* [DATASET EXTRACT]
+ + +
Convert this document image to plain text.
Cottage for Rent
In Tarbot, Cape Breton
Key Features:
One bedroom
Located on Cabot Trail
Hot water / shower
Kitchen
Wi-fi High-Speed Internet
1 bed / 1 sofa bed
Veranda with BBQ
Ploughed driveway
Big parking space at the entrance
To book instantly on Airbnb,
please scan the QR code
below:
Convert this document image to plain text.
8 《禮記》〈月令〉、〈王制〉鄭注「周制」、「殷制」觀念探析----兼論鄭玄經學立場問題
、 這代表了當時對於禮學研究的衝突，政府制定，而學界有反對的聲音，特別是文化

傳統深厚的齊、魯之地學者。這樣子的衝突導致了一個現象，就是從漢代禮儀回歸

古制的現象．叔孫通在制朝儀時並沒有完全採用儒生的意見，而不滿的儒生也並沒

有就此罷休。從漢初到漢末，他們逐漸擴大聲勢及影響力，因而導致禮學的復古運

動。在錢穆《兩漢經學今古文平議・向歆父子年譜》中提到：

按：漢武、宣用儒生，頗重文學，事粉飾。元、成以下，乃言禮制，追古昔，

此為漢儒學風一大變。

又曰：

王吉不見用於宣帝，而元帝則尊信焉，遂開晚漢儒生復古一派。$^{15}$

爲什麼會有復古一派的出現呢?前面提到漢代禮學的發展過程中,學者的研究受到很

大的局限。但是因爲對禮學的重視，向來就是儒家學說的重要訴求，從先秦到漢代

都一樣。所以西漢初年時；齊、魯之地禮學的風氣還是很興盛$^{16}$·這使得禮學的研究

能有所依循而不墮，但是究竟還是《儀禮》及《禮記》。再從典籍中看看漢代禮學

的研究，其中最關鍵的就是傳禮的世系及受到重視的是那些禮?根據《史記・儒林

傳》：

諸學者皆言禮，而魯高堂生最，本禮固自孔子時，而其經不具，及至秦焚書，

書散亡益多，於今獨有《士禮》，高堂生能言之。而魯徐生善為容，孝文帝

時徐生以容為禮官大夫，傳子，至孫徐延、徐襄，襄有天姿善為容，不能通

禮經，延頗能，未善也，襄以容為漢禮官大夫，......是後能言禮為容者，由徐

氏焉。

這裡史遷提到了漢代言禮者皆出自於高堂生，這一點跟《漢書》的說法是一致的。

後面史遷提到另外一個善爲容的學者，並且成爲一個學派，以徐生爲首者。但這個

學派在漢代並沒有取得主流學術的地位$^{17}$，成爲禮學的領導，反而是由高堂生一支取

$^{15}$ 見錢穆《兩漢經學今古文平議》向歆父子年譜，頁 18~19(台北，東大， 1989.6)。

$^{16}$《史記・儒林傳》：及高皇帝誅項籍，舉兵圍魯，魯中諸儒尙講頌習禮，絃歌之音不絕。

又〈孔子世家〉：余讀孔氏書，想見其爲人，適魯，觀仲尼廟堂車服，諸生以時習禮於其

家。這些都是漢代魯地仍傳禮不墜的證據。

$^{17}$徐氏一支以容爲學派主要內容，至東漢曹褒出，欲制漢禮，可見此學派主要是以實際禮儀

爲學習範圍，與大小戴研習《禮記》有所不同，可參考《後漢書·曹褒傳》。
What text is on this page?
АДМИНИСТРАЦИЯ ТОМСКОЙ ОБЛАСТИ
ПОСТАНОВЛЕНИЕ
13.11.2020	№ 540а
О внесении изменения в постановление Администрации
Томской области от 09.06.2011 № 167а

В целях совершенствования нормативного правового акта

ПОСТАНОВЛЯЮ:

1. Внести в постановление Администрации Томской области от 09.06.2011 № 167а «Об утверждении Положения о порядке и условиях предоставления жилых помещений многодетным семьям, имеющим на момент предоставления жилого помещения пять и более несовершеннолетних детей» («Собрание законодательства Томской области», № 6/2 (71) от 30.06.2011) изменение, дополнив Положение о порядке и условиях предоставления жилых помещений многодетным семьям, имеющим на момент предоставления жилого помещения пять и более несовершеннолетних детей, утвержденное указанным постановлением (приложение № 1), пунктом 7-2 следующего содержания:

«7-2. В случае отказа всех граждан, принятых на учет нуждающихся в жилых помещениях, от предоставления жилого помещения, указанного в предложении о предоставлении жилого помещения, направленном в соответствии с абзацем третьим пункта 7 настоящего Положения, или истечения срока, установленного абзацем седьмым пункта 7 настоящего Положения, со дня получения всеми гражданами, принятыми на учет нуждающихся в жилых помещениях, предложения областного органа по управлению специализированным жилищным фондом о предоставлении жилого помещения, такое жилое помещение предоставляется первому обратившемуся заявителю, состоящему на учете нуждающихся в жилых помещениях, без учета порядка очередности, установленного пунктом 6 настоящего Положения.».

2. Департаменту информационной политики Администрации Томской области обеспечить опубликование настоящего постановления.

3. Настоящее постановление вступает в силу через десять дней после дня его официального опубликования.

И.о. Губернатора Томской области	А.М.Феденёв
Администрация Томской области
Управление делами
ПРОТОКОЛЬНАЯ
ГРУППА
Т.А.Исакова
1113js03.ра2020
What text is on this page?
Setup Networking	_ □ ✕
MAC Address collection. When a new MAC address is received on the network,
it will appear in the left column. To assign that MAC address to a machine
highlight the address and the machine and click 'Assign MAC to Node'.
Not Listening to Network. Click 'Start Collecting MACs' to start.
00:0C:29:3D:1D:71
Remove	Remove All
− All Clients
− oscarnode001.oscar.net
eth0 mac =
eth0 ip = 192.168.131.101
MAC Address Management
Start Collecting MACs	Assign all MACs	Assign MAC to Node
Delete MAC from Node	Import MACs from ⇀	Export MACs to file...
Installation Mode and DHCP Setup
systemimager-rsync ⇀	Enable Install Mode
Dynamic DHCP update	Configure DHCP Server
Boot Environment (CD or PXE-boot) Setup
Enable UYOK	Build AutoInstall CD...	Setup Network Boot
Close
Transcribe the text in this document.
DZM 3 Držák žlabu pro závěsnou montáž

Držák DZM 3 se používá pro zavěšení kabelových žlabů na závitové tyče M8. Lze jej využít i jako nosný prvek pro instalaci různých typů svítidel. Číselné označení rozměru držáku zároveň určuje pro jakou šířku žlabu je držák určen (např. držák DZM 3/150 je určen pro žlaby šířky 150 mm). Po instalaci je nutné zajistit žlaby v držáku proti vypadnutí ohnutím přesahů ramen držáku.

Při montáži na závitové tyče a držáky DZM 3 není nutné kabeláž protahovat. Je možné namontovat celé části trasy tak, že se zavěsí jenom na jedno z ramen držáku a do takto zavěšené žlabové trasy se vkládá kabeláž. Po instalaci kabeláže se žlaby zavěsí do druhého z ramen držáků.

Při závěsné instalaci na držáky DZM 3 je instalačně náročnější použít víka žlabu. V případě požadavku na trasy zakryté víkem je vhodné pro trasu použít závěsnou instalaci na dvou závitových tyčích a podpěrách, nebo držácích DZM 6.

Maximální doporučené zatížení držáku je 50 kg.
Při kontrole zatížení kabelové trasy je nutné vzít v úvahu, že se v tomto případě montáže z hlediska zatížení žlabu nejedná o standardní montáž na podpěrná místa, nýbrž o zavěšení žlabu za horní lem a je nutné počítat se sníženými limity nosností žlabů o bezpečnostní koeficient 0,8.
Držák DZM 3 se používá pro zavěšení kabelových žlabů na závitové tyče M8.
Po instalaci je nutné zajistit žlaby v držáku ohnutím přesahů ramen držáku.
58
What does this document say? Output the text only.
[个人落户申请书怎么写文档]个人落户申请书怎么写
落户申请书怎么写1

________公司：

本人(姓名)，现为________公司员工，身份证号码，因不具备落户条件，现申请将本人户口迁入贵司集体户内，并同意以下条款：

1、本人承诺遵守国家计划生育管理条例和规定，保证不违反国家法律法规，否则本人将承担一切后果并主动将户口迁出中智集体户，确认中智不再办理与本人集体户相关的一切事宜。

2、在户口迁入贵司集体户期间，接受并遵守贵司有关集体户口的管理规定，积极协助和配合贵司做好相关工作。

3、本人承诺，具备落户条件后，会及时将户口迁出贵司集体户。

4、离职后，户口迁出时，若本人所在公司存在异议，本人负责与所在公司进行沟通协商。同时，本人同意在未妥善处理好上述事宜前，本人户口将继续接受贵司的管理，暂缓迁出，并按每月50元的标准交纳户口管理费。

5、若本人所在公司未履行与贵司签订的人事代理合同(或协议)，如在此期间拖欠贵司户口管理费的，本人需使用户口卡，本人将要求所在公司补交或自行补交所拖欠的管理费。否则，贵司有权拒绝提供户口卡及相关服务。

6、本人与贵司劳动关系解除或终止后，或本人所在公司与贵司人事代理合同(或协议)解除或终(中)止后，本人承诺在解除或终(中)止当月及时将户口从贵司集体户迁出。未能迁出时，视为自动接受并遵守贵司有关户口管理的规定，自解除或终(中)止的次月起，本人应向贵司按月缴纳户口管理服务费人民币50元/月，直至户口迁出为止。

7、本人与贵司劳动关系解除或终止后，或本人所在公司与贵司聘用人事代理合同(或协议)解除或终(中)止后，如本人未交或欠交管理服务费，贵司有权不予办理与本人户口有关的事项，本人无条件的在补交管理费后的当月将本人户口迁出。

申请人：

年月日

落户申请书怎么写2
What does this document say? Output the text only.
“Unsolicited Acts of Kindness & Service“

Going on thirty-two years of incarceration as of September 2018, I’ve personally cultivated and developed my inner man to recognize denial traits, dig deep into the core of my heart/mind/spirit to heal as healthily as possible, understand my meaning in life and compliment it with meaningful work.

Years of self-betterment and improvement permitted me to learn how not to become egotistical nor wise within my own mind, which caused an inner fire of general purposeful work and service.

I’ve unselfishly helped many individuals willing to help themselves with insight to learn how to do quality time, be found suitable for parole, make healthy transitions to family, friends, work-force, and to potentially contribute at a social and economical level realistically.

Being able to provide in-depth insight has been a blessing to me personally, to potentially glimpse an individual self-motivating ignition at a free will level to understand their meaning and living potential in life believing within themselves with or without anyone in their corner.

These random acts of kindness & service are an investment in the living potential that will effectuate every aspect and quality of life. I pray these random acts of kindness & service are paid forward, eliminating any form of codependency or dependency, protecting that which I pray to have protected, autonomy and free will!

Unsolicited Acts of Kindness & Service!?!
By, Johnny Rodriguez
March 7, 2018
+ + +
* [INSTRUCTIONS TO FOLLOW] Identify how many lines in the entries above contain the word "DHCP" and provide only that figure.

* [CORRECT OUTPUT] 2